---------- EXERCISE INPUT
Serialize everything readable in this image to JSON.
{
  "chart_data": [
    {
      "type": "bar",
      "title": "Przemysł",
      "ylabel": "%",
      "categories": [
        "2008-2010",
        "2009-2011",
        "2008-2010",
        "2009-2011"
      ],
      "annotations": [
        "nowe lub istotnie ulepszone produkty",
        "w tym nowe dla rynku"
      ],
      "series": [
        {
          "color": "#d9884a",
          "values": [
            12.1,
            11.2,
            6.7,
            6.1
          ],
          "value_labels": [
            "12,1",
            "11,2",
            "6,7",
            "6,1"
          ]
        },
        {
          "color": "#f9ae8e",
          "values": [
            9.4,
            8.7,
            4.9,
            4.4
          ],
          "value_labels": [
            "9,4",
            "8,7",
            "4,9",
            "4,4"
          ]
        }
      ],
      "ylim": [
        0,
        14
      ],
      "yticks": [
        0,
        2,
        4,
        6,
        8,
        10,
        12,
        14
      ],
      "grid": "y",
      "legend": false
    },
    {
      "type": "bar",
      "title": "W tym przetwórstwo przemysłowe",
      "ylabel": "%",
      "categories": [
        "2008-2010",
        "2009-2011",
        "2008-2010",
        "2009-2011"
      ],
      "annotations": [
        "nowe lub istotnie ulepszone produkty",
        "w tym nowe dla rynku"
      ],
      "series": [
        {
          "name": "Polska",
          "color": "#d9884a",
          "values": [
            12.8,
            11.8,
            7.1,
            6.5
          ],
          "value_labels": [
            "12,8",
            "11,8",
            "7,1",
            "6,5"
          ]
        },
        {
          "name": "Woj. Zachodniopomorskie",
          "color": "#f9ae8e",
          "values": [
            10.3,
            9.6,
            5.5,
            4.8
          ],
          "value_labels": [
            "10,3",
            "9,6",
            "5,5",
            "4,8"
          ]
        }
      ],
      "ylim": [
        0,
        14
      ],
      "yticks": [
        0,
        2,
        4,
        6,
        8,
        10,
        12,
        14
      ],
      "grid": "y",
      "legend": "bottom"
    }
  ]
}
--------------------
**YOUR TASK**: Write out all records exactly, keeping every detail.

**TASK OUTPUT**:
Serialize everything readable in this image to JSON.
{
  "chart_data": [
    {
      "type": "bar",
      "title": "Przemysł",
      "ylabel": "%",
      "categories": [
        "2008-2010",
        "2009-2011",
        "2008-2010",
        "2009-2011"
      ],
      "annotations": [
        "nowe lub istotnie ulepszone produkty",
        "w tym nowe dla rynku"
      ],
      "series": [
        {
          "color": "#d9884a",
          "values": [
            12.1,
            11.2,
            6.7,
            6.1
          ],
          "value_labels": [
            "12,1",
            "11,2",
            "6,7",
            "6,1"
          ]
        },
        {
          "color": "#f9ae8e",
          "values": [
            9.4,
            8.7,
            4.9,
            4.4
          ],
          "value_labels": [
            "9,4",
            "8,7",
            "4,9",
            "4,4"
          ]
        }
      ],
      "ylim": [
        0,
        14
      ],
      "yticks": [
        0,
        2,
        4,
        6,
        8,
        10,
        12,
        14
      ],
      "grid": "y",
      "legend": false
    },
    {
      "type": "bar",
      "title": "W tym przetwórstwo przemysłowe",
      "ylabel": "%",
      "categories": [
        "2008-2010",
        "2009-2011",
        "2008-2010",
        "2009-2011"
      ],
      "annotations": [
        "nowe lub istotnie ulepszone produkty",
        "w tym nowe dla rynku"
      ],
      "series": [
        {
          "name": "Polska",
          "color": "#d9884a",
          "values": [
            12.8,
            11.8,
            7.1,
            6.5
          ],
          "value_labels": [
            "12,8",
            "11,8",
            "7,1",
            "6,5"
          ]
        },
        {
          "name": "Woj. Zachodniopomorskie",
          "color": "#f9ae8e",
          "values": [
            10.3,
            9.6,
            5.5,
            4.8
          ],
          "value_labels": [
            "10,3",
            "9,6",
            "5,5",
            "4,8"
          ]
        }
      ],
      "ylim": [
        0,
        14
      ],
      "yticks": [
        0,
        2,
        4,
        6,
        8,
        10,
        12,
        14
      ],
      "grid": "y",
      "legend": "bottom"
    }
  ]
}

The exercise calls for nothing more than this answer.